● RECORD EXCERPTS
————————

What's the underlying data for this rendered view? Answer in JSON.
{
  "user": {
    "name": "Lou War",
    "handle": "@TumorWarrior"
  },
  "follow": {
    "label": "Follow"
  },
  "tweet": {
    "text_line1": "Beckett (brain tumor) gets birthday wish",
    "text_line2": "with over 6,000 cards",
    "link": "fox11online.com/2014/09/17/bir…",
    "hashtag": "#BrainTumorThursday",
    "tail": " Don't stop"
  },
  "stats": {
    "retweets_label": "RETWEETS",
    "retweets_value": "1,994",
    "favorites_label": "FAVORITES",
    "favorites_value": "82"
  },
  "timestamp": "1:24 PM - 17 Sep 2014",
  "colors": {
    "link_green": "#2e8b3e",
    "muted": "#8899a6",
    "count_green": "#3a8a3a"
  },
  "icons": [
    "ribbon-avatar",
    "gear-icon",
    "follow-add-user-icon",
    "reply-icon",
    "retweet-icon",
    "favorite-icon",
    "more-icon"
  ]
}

————————

When you answer, output all of the material exactly as it appears above.

What's the underlying data for this rendered view? Answer in JSON.
{
  "user": {
    "name": "Lou War",
    "handle": "@TumorWarrior"
  },
  "follow": {
    "label": "Follow"
  },
  "tweet": {
    "text_line1": "Beckett (brain tumor) gets birthday wish",
    "text_line2": "with over 6,000 cards",
    "link": "fox11online.com/2014/09/17/bir…",
    "hashtag": "#BrainTumorThursday",
    "tail": " Don't stop"
  },
  "stats": {
    "retweets_label": "RETWEETS",
    "retweets_value": "1,994",
    "favorites_label": "FAVORITES",
    "favorites_value": "82"
  },
  "timestamp": "1:24 PM - 17 Sep 2014",
  "colors": {
    "link_green": "#2e8b3e",
    "muted": "#8899a6",
    "count_green": "#3a8a3a"
  },
  "icons": [
    "ribbon-avatar",
    "gear-icon",
    "follow-add-user-icon",
    "reply-icon",
    "retweet-icon",
    "favorite-icon",
    "more-icon"
  ]
}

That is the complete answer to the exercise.